▶ [GOAL]: Copy the data that follows exactly. Include no pictures.

(Collected data)
=======

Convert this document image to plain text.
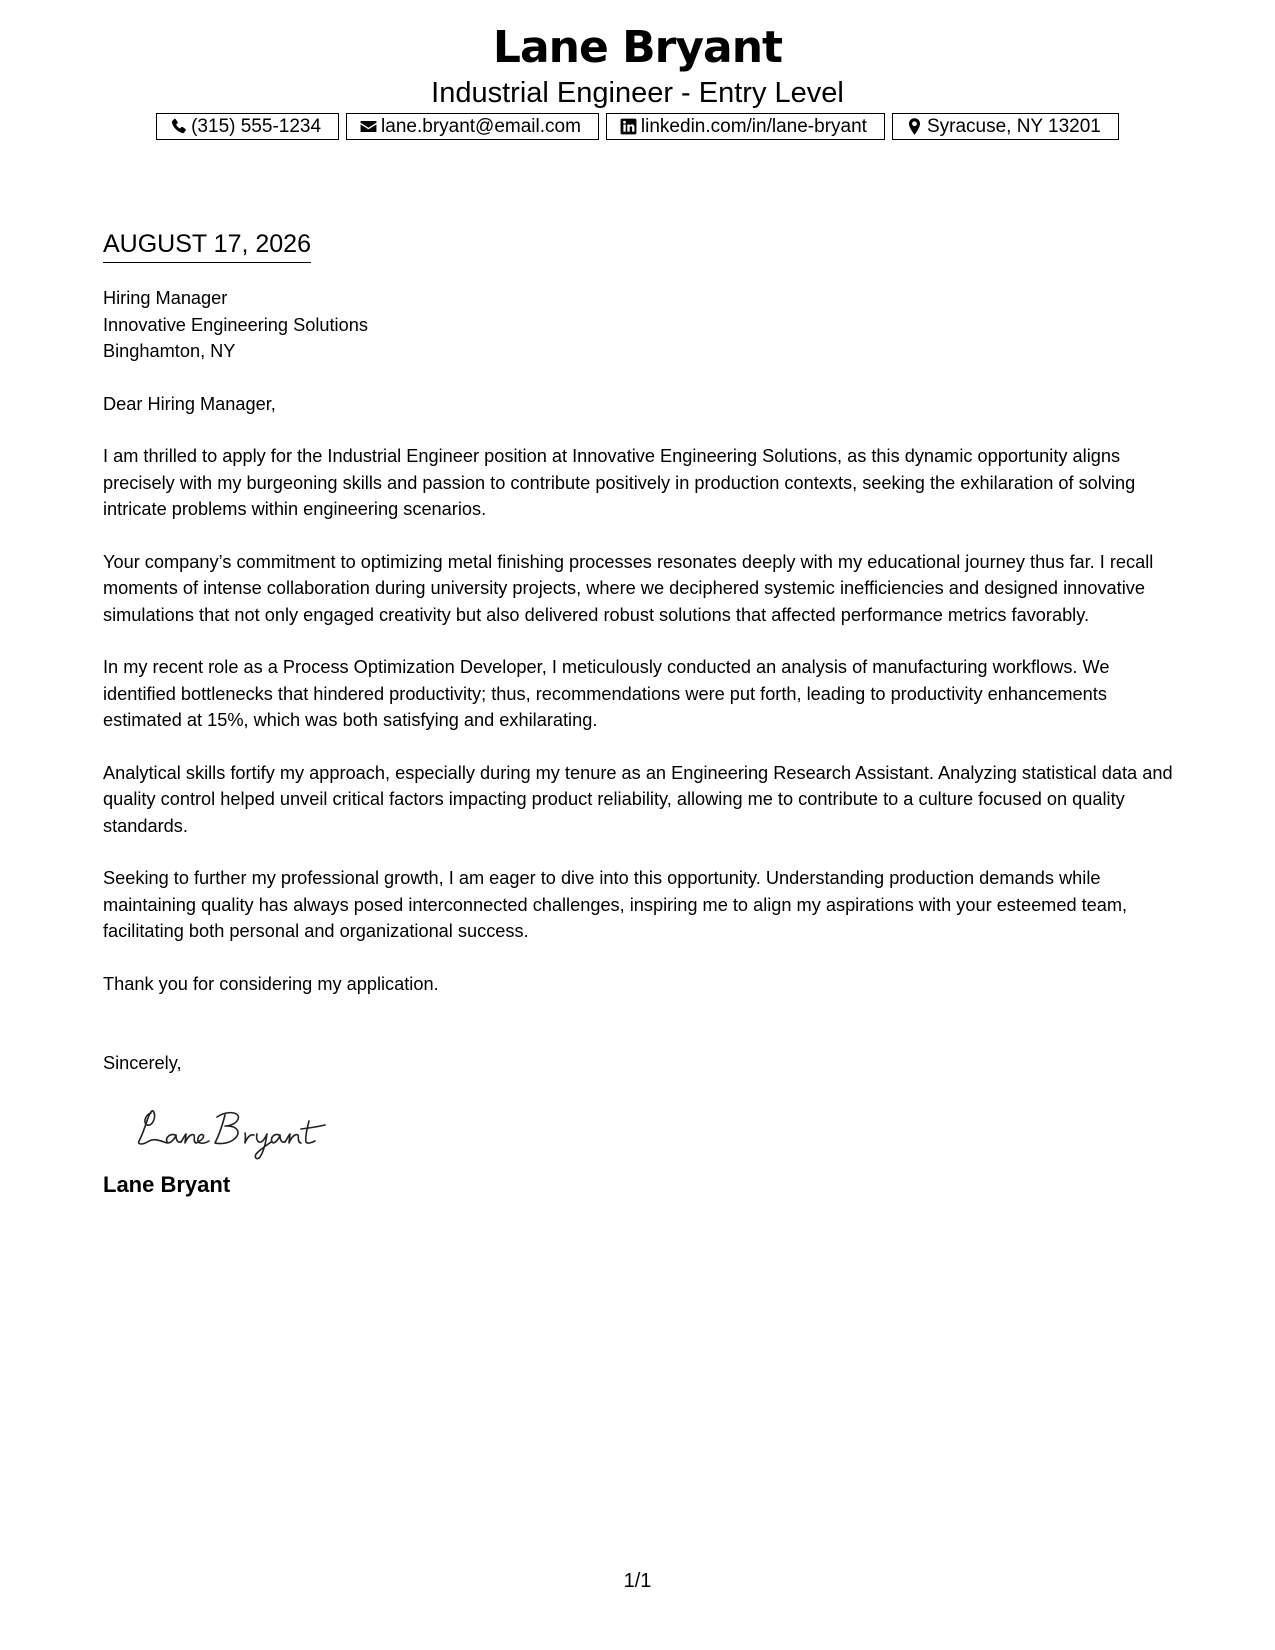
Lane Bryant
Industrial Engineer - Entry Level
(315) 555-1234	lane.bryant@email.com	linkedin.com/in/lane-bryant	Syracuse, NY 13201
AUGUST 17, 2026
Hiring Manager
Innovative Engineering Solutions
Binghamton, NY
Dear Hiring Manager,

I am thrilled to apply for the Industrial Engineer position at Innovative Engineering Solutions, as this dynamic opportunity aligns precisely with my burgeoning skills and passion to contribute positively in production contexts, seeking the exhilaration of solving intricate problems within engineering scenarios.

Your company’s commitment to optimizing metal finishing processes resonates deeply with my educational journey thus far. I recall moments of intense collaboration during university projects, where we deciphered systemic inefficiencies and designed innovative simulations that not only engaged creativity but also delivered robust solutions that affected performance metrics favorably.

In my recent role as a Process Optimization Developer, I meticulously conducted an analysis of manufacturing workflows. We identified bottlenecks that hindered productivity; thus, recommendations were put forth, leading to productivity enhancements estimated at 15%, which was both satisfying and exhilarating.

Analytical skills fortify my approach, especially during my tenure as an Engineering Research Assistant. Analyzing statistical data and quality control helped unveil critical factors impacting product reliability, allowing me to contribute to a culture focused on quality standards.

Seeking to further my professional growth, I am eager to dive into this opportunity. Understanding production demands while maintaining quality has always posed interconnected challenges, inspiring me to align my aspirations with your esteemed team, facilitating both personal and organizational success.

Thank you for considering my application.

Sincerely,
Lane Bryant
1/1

=======

▶ [OUTPUT OF THE TASK]:
Convert this document image to plain text.
Lane Bryant
Industrial Engineer - Entry Level
(315) 555-1234	lane.bryant@email.com	linkedin.com/in/lane-bryant	Syracuse, NY 13201
AUGUST 17, 2026
Hiring Manager
Innovative Engineering Solutions
Binghamton, NY
Dear Hiring Manager,

I am thrilled to apply for the Industrial Engineer position at Innovative Engineering Solutions, as this dynamic opportunity aligns precisely with my burgeoning skills and passion to contribute positively in production contexts, seeking the exhilaration of solving intricate problems within engineering scenarios.

Your company’s commitment to optimizing metal finishing processes resonates deeply with my educational journey thus far. I recall moments of intense collaboration during university projects, where we deciphered systemic inefficiencies and designed innovative simulations that not only engaged creativity but also delivered robust solutions that affected performance metrics favorably.

In my recent role as a Process Optimization Developer, I meticulously conducted an analysis of manufacturing workflows. We identified bottlenecks that hindered productivity; thus, recommendations were put forth, leading to productivity enhancements estimated at 15%, which was both satisfying and exhilarating.

Analytical skills fortify my approach, especially during my tenure as an Engineering Research Assistant. Analyzing statistical data and quality control helped unveil critical factors impacting product reliability, allowing me to contribute to a culture focused on quality standards.

Seeking to further my professional growth, I am eager to dive into this opportunity. Understanding production demands while maintaining quality has always posed interconnected challenges, inspiring me to align my aspirations with your esteemed team, facilitating both personal and organizational success.

Thank you for considering my application.

Sincerely,
Lane Bryant
1/1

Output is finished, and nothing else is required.